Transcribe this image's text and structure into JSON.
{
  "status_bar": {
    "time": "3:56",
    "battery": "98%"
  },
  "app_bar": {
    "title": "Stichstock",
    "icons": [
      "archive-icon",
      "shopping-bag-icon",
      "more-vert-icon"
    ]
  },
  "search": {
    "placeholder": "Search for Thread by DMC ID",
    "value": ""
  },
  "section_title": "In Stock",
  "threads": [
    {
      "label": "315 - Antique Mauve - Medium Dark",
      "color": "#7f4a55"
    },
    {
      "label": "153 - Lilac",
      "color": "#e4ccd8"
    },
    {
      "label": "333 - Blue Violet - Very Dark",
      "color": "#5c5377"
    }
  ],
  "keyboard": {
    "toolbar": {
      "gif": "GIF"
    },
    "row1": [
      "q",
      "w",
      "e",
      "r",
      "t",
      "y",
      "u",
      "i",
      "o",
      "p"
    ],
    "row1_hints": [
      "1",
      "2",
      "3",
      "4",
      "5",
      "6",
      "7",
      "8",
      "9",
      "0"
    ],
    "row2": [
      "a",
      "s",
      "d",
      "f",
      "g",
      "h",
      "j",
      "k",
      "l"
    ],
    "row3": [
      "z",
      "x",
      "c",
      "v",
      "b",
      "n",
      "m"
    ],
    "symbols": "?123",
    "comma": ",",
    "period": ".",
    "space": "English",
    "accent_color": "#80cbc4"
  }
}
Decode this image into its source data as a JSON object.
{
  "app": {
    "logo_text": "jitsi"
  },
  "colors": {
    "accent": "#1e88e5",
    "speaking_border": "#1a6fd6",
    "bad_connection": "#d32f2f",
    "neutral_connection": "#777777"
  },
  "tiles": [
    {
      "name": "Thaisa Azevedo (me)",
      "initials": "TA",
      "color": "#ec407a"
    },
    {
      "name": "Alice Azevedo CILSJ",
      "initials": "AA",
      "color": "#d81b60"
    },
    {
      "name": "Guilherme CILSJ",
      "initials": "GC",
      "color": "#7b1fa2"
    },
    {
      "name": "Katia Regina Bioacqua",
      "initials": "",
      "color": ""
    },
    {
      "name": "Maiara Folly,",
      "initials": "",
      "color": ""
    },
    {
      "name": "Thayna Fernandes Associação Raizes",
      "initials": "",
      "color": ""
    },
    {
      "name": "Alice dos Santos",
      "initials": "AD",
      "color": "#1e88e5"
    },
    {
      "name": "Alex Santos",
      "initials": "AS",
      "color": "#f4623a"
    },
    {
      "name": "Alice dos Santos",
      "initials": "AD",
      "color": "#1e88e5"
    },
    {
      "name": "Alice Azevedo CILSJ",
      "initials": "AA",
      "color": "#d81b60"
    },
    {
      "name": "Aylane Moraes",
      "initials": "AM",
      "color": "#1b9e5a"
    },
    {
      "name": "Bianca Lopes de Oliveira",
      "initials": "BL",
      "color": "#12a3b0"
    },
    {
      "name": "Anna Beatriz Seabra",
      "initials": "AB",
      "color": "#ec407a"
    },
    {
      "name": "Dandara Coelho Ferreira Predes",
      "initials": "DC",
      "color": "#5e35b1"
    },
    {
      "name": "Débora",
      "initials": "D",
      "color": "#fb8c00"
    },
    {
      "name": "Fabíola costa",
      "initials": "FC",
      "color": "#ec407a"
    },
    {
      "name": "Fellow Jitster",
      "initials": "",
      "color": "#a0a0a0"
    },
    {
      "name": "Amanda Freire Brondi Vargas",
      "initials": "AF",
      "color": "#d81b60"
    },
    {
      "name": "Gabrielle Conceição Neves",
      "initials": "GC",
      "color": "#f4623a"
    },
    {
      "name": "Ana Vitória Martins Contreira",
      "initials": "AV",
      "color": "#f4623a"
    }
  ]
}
════════
-- JOB --
From the listing above, reproduce all the lines exactly.

-- THE ANSWER --
Transcribe this image's text and structure into JSON.
{
  "status_bar": {
    "time": "3:56",
    "battery": "98%"
  },
  "app_bar": {
    "title": "Stichstock",
    "icons": [
      "archive-icon",
      "shopping-bag-icon",
      "more-vert-icon"
    ]
  },
  "search": {
    "placeholder": "Search for Thread by DMC ID",
    "value": ""
  },
  "section_title": "In Stock",
  "threads": [
    {
      "label": "315 - Antique Mauve - Medium Dark",
      "color": "#7f4a55"
    },
    {
      "label": "153 - Lilac",
      "color": "#e4ccd8"
    },
    {
      "label": "333 - Blue Violet - Very Dark",
      "color": "#5c5377"
    }
  ],
  "keyboard": {
    "toolbar": {
      "gif": "GIF"
    },
    "row1": [
      "q",
      "w",
      "e",
      "r",
      "t",
      "y",
      "u",
      "i",
      "o",
      "p"
    ],
    "row1_hints": [
      "1",
      "2",
      "3",
      "4",
      "5",
      "6",
      "7",
      "8",
      "9",
      "0"
    ],
    "row2": [
      "a",
      "s",
      "d",
      "f",
      "g",
      "h",
      "j",
      "k",
      "l"
    ],
    "row3": [
      "z",
      "x",
      "c",
      "v",
      "b",
      "n",
      "m"
    ],
    "symbols": "?123",
    "comma": ",",
    "period": ".",
    "space": "English",
    "accent_color": "#80cbc4"
  }
}
Decode this image into its source data as a JSON object.
{
  "app": {
    "logo_text": "jitsi"
  },
  "colors": {
    "accent": "#1e88e5",
    "speaking_border": "#1a6fd6",
    "bad_connection": "#d32f2f",
    "neutral_connection": "#777777"
  },
  "tiles": [
    {
      "name": "Thaisa Azevedo (me)",
      "initials": "TA",
      "color": "#ec407a"
    },
    {
      "name": "Alice Azevedo CILSJ",
      "initials": "AA",
      "color": "#d81b60"
    },
    {
      "name": "Guilherme CILSJ",
      "initials": "GC",
      "color": "#7b1fa2"
    },
    {
      "name": "Katia Regina Bioacqua",
      "initials": "",
      "color": ""
    },
    {
      "name": "Maiara Folly,",
      "initials": "",
      "color": ""
    },
    {
      "name": "Thayna Fernandes Associação Raizes",
      "initials": "",
      "color": ""
    },
    {
      "name": "Alice dos Santos",
      "initials": "AD",
      "color": "#1e88e5"
    },
    {
      "name": "Alex Santos",
      "initials": "AS",
      "color": "#f4623a"
    },
    {
      "name": "Alice dos Santos",
      "initials": "AD",
      "color": "#1e88e5"
    },
    {
      "name": "Alice Azevedo CILSJ",
      "initials": "AA",
      "color": "#d81b60"
    },
    {
      "name": "Aylane Moraes",
      "initials": "AM",
      "color": "#1b9e5a"
    },
    {
      "name": "Bianca Lopes de Oliveira",
      "initials": "BL",
      "color": "#12a3b0"
    },
    {
      "name": "Anna Beatriz Seabra",
      "initials": "AB",
      "color": "#ec407a"
    },
    {
      "name": "Dandara Coelho Ferreira Predes",
      "initials": "DC",
      "color": "#5e35b1"
    },
    {
      "name": "Débora",
      "initials": "D",
      "color": "#fb8c00"
    },
    {
      "name": "Fabíola costa",
      "initials": "FC",
      "color": "#ec407a"
    },
    {
      "name": "Fellow Jitster",
      "initials": "",
      "color": "#a0a0a0"
    },
    {
      "name": "Amanda Freire Brondi Vargas",
      "initials": "AF",
      "color": "#d81b60"
    },
    {
      "name": "Gabrielle Conceição Neves",
      "initials": "GC",
      "color": "#f4623a"
    },
    {
      "name": "Ana Vitória Martins Contreira",
      "initials": "AV",
      "color": "#f4623a"
    }
  ]
}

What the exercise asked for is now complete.